| Your goal |
Filter the records below down to lines containing "without".

┄┄┄┄┄┄┄┄┄┄┄┄┄┄┄┄┄┄┄┄

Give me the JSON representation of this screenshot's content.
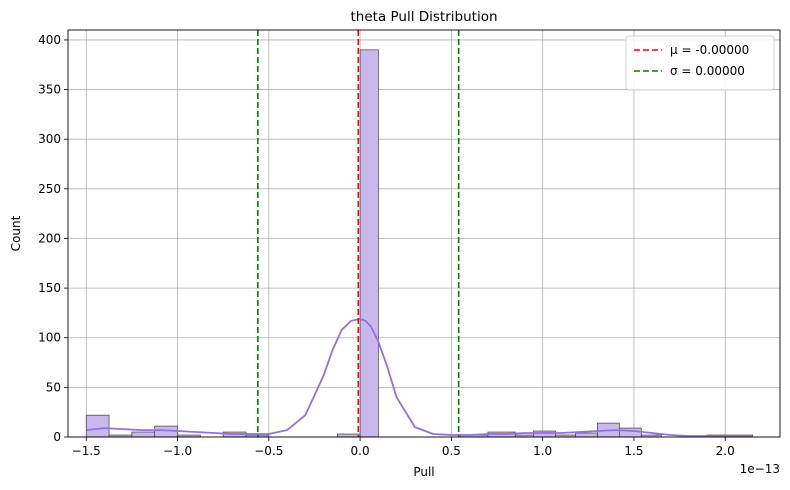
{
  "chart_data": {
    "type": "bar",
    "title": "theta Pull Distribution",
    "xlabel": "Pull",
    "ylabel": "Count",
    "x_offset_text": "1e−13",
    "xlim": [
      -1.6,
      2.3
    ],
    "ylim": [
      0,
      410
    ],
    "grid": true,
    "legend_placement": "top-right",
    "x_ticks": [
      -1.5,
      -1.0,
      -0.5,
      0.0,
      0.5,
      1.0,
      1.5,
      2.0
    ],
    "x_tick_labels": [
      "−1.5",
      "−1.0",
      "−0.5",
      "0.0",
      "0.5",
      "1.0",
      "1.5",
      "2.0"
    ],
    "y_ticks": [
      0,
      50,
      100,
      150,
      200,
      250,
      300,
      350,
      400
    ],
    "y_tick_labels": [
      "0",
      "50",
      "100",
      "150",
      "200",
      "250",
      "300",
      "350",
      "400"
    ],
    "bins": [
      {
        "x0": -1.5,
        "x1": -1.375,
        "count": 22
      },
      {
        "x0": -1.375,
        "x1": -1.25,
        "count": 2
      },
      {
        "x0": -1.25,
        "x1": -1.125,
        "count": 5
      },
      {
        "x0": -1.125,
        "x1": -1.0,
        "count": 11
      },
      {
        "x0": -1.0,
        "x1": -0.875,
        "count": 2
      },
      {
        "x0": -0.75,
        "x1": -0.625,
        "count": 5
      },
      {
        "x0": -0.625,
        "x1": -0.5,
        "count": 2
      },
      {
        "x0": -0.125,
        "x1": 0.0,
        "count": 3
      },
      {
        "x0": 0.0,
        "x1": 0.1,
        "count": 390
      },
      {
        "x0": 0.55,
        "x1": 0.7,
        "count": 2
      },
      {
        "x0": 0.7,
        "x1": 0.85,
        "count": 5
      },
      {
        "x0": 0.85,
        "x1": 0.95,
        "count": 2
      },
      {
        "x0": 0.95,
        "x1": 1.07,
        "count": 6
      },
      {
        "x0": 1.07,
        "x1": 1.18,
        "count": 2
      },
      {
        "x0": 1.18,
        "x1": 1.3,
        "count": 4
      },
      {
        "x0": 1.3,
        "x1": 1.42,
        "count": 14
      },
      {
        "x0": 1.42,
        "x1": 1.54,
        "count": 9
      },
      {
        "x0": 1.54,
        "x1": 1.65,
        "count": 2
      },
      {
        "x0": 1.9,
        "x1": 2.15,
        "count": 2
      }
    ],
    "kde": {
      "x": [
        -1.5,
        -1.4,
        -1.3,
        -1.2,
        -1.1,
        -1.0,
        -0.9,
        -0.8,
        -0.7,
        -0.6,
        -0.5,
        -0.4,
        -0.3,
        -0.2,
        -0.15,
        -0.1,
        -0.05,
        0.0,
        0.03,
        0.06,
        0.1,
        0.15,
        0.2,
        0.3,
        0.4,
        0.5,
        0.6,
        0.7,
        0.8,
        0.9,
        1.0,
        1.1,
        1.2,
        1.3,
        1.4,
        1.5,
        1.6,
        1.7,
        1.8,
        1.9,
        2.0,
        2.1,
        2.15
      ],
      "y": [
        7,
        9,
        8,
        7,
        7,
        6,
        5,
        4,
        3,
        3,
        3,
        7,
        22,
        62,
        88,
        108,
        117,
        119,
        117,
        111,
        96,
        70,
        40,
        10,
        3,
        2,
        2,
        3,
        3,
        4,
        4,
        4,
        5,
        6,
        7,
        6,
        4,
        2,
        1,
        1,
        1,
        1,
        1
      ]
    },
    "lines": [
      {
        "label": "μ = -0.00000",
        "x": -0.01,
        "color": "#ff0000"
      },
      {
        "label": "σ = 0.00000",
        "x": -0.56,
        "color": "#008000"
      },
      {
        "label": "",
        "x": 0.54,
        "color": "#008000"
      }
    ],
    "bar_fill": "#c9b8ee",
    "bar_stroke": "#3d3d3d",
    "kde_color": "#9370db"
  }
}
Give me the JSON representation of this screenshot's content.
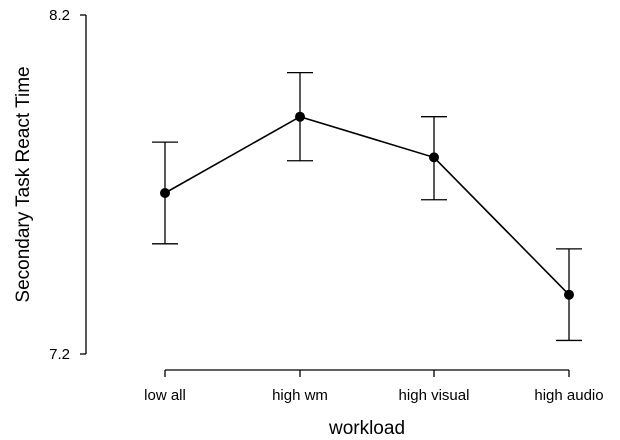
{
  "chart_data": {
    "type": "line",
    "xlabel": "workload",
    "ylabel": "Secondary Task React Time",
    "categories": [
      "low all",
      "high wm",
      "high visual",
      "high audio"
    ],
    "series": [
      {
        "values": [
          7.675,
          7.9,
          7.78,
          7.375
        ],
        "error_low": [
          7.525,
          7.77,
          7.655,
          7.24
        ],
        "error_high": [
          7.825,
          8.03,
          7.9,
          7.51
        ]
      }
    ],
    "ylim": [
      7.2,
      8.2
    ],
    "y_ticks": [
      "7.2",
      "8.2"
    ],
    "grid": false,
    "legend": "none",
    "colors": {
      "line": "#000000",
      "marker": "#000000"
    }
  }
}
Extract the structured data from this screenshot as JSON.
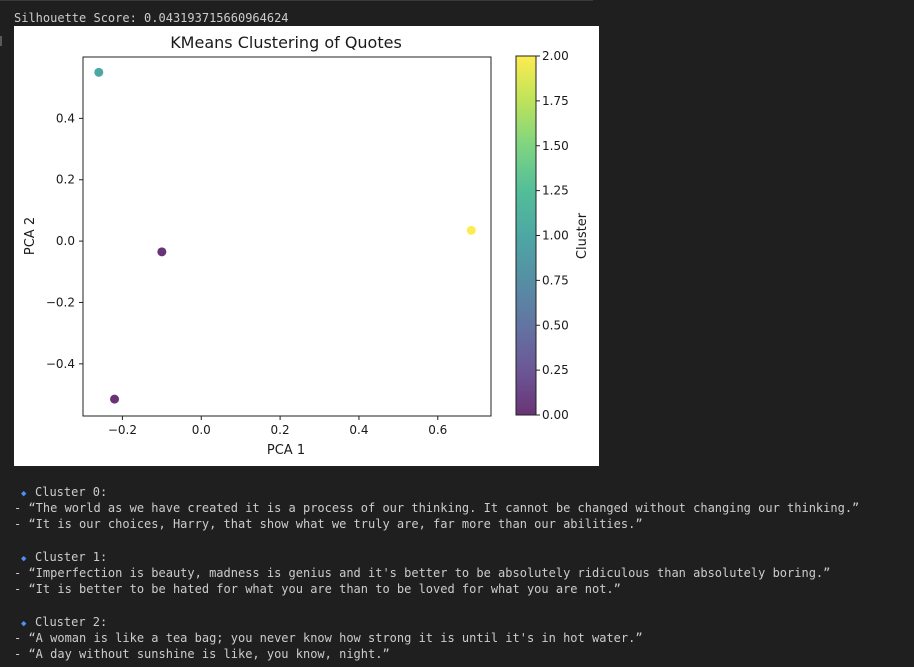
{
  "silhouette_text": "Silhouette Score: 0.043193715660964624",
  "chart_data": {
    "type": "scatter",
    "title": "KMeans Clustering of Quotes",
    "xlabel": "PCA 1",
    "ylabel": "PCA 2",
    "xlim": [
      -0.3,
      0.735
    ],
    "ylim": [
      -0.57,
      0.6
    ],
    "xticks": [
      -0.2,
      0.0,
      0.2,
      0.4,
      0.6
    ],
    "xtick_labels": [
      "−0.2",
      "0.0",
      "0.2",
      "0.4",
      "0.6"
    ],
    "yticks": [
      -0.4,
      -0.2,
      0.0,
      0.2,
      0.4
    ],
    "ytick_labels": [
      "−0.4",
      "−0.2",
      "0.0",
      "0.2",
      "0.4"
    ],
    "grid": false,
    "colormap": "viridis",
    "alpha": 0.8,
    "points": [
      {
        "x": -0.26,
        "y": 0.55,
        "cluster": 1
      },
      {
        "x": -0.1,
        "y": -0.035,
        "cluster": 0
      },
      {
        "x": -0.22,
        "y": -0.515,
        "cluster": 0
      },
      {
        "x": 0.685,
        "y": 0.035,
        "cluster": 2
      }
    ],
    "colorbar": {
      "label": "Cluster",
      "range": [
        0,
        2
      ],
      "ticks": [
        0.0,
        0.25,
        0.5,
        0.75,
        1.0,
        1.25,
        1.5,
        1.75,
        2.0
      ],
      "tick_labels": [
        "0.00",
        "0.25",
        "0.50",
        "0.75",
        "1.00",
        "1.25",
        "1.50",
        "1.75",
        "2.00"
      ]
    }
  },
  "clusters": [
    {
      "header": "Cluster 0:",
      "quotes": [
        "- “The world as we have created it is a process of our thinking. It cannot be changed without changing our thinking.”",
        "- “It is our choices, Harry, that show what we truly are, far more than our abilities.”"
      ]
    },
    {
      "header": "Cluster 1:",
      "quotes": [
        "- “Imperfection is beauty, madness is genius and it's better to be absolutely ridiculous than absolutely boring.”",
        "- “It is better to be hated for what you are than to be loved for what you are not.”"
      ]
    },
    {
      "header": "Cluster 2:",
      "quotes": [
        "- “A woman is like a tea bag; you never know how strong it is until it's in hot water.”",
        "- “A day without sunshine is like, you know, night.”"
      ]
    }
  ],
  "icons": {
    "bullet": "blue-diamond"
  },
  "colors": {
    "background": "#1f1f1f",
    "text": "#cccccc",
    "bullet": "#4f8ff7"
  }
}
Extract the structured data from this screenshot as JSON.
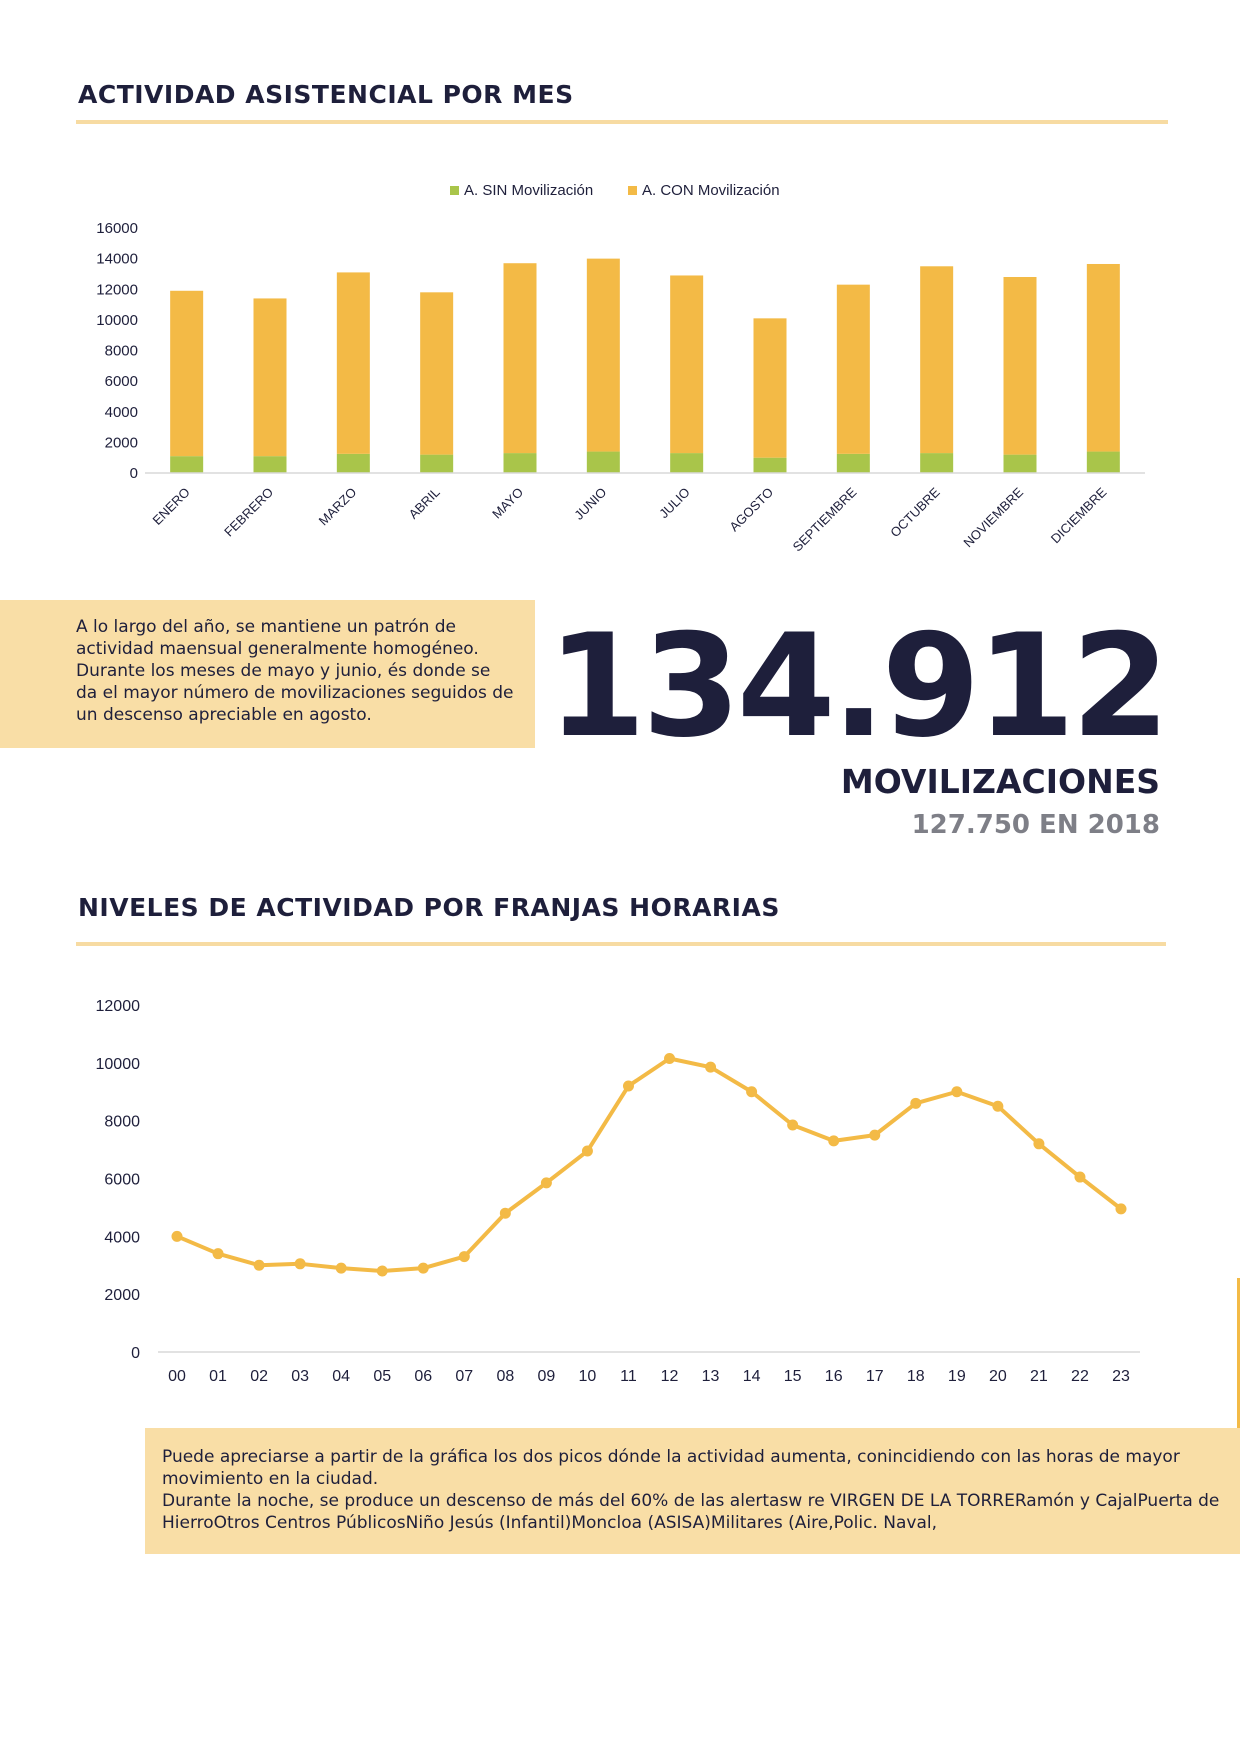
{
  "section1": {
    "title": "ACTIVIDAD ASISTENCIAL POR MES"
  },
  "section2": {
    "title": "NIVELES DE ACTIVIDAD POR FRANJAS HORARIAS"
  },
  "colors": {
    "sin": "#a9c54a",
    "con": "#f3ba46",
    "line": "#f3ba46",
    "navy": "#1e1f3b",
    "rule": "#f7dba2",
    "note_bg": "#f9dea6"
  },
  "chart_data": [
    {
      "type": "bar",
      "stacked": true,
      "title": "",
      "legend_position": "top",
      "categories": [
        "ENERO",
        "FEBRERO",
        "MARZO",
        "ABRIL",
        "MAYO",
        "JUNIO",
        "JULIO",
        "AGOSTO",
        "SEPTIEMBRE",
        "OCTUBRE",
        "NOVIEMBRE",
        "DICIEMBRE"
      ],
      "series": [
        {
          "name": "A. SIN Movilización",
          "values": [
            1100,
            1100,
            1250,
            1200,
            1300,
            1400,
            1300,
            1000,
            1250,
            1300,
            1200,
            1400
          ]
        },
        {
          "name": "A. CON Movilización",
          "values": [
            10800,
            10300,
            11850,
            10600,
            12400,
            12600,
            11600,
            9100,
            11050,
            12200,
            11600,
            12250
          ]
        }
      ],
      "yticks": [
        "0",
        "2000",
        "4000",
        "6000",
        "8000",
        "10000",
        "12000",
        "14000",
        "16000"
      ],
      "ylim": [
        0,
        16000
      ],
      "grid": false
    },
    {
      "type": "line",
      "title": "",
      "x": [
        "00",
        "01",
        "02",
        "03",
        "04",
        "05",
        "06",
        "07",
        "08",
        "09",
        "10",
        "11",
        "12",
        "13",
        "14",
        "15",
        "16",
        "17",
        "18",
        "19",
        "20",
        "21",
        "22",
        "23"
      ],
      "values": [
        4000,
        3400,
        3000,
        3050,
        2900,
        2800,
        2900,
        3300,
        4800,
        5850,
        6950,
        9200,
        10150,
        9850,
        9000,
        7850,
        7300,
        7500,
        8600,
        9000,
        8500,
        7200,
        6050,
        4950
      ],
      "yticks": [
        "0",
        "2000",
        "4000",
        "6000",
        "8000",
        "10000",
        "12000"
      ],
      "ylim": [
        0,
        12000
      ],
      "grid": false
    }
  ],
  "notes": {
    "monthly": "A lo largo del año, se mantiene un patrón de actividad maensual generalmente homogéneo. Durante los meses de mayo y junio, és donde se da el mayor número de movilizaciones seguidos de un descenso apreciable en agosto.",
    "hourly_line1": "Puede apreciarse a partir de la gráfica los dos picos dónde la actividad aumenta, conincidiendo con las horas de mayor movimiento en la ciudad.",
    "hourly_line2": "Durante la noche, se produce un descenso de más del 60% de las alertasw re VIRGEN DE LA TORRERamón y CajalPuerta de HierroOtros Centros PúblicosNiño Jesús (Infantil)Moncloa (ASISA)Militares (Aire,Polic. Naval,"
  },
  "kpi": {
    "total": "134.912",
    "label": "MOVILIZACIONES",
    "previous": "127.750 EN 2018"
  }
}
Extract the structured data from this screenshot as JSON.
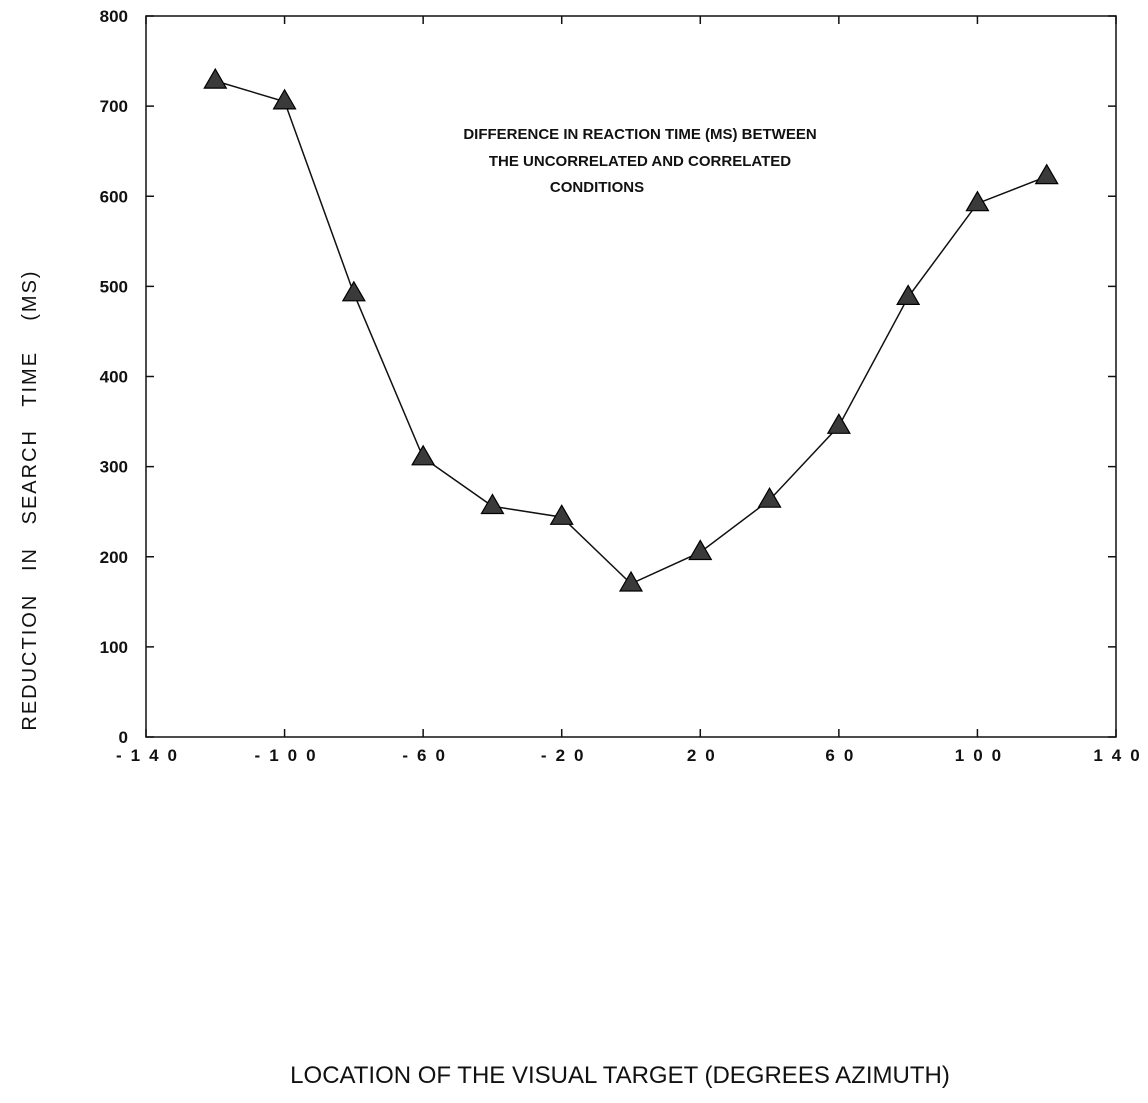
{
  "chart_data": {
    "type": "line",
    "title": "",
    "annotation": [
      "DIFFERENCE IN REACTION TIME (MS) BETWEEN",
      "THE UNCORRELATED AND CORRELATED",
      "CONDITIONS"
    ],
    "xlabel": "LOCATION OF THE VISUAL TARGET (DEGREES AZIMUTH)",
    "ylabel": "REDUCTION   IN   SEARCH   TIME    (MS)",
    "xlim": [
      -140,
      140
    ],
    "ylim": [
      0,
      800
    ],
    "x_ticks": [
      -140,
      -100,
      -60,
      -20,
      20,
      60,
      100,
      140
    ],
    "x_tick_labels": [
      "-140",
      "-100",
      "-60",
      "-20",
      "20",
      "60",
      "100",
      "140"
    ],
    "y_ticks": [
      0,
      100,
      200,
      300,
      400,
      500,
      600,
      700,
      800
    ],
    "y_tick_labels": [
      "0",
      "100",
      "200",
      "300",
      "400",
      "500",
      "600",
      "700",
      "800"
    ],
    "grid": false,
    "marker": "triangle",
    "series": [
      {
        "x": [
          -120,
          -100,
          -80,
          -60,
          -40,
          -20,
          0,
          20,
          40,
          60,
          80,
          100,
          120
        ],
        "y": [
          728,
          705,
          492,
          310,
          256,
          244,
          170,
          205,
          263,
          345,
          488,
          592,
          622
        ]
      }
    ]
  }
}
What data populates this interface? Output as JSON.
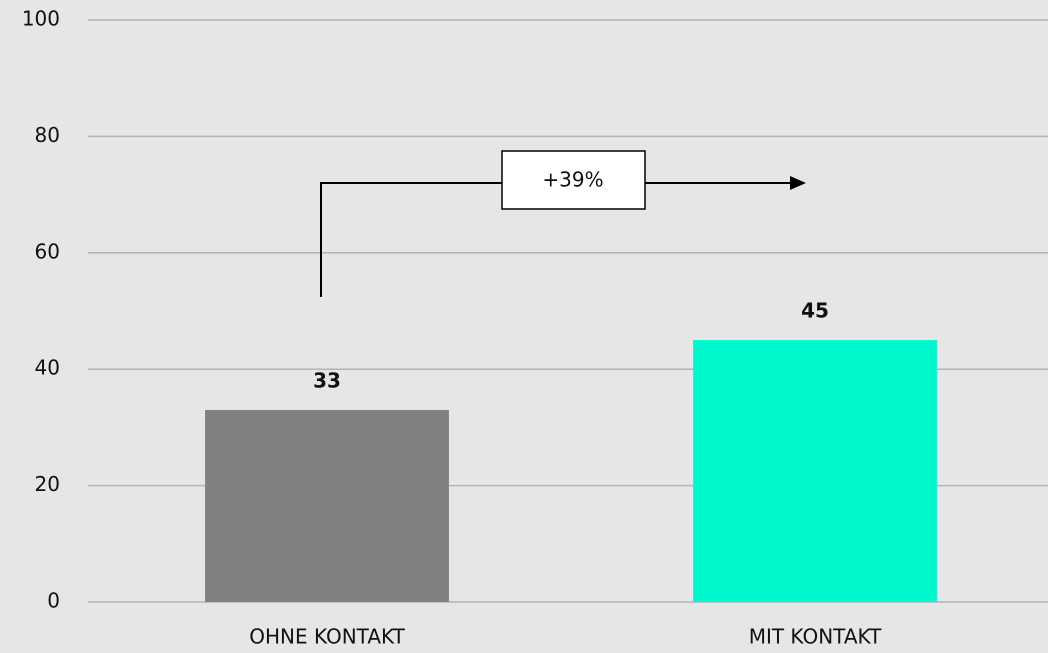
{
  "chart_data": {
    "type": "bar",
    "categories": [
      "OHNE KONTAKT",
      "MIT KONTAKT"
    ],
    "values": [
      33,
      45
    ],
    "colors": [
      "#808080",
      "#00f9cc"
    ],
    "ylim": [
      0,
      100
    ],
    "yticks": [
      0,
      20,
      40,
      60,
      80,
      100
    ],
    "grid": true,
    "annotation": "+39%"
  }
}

┄┄┄┄┄┄┄┄┄┄┄┄┄┄┄┄┄┄┄┄

| The answer |
        "- “The world as we have created it is a process of our thinking. It cannot be changed without changing our thinking.”",
        "- “A day without sunshine is like, you know, night.”"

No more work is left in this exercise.